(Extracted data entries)
........

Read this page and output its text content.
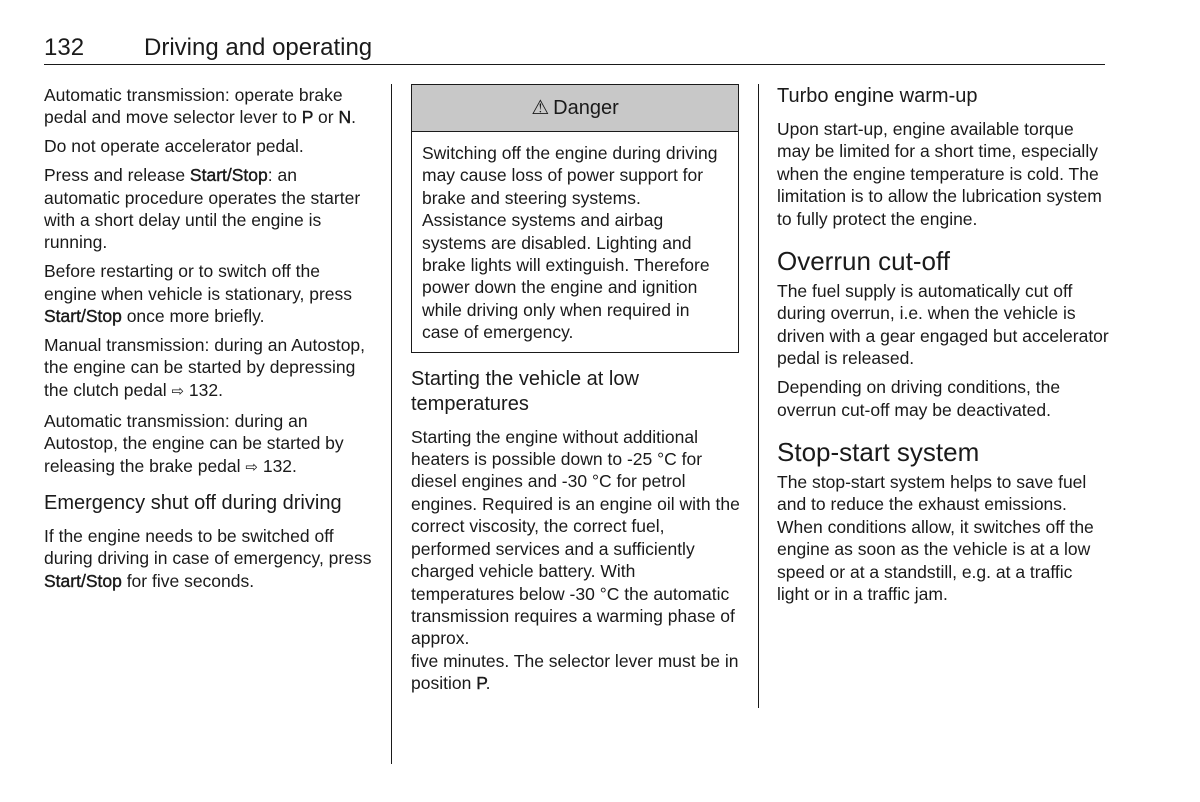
132 Driving and operating

Automatic transmission: operate brake pedal and move selector lever to P or N.

Do not operate accelerator pedal.

Press and release Start/Stop: an automatic procedure operates the starter with a short delay until the engine is running.

Before restarting or to switch off the engine when vehicle is stationary, press Start/Stop once more briefly.

Manual transmission: during an Autostop, the engine can be started by depressing the clutch pedal ⇨ 132.

Automatic transmission: during an Autostop, the engine can be started by releasing the brake pedal ⇨ 132.

Emergency shut off during driving

If the engine needs to be switched off during driving in case of emergency, press Start/Stop for five seconds.

⚠ Danger

Switching off the engine during driving may cause loss of power support for brake and steering systems. Assistance systems and airbag systems are disabled. Lighting and brake lights will extinguish. Therefore power down the engine and ignition while driving only when required in case of emergency.

Starting the vehicle at low temperatures

Starting the engine without additional heaters is possible down to -25 °C for diesel engines and -30 °C for petrol engines. Required is an engine oil with the correct viscosity, the correct fuel, performed services and a sufficiently charged vehicle battery. With temperatures below -30 °C the automatic transmission requires a warming phase of approx.

five minutes. The selector lever must be in position P.

Turbo engine warm-up

Upon start-up, engine available torque may be limited for a short time, especially when the engine temperature is cold. The limitation is to allow the lubrication system to fully protect the engine.

Overrun cut-off

The fuel supply is automatically cut off during overrun, i.e. when the vehicle is driven with a gear engaged but accelerator pedal is released.

Depending on driving conditions, the overrun cut-off may be deactivated.

Stop-start system

The stop-start system helps to save fuel and to reduce the exhaust emissions. When conditions allow, it switches off the engine as soon as the vehicle is at a low speed or at a standstill, e.g. at a traffic light or in a traffic jam.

........

What to work on:
Restate the listing above word for word, and skip the pictures.

In response:
Read this page and output its text content.
132 Driving and operating

Automatic transmission: operate brake pedal and move selector lever to P or N.

Do not operate accelerator pedal.

Press and release Start/Stop: an automatic procedure operates the starter with a short delay until the engine is running.

Before restarting or to switch off the engine when vehicle is stationary, press Start/Stop once more briefly.

Manual transmission: during an Autostop, the engine can be started by depressing the clutch pedal ⇨ 132.

Automatic transmission: during an Autostop, the engine can be started by releasing the brake pedal ⇨ 132.

Emergency shut off during driving

If the engine needs to be switched off during driving in case of emergency, press Start/Stop for five seconds.

⚠ Danger

Switching off the engine during driving may cause loss of power support for brake and steering systems. Assistance systems and airbag systems are disabled. Lighting and brake lights will extinguish. Therefore power down the engine and ignition while driving only when required in case of emergency.

Starting the vehicle at low temperatures

Starting the engine without additional heaters is possible down to -25 °C for diesel engines and -30 °C for petrol engines. Required is an engine oil with the correct viscosity, the correct fuel, performed services and a sufficiently charged vehicle battery. With temperatures below -30 °C the automatic transmission requires a warming phase of approx.

five minutes. The selector lever must be in position P.

Turbo engine warm-up

Upon start-up, engine available torque may be limited for a short time, especially when the engine temperature is cold. The limitation is to allow the lubrication system to fully protect the engine.

Overrun cut-off

The fuel supply is automatically cut off during overrun, i.e. when the vehicle is driven with a gear engaged but accelerator pedal is released.

Depending on driving conditions, the overrun cut-off may be deactivated.

Stop-start system

The stop-start system helps to save fuel and to reduce the exhaust emissions. When conditions allow, it switches off the engine as soon as the vehicle is at a low speed or at a standstill, e.g. at a traffic light or in a traffic jam.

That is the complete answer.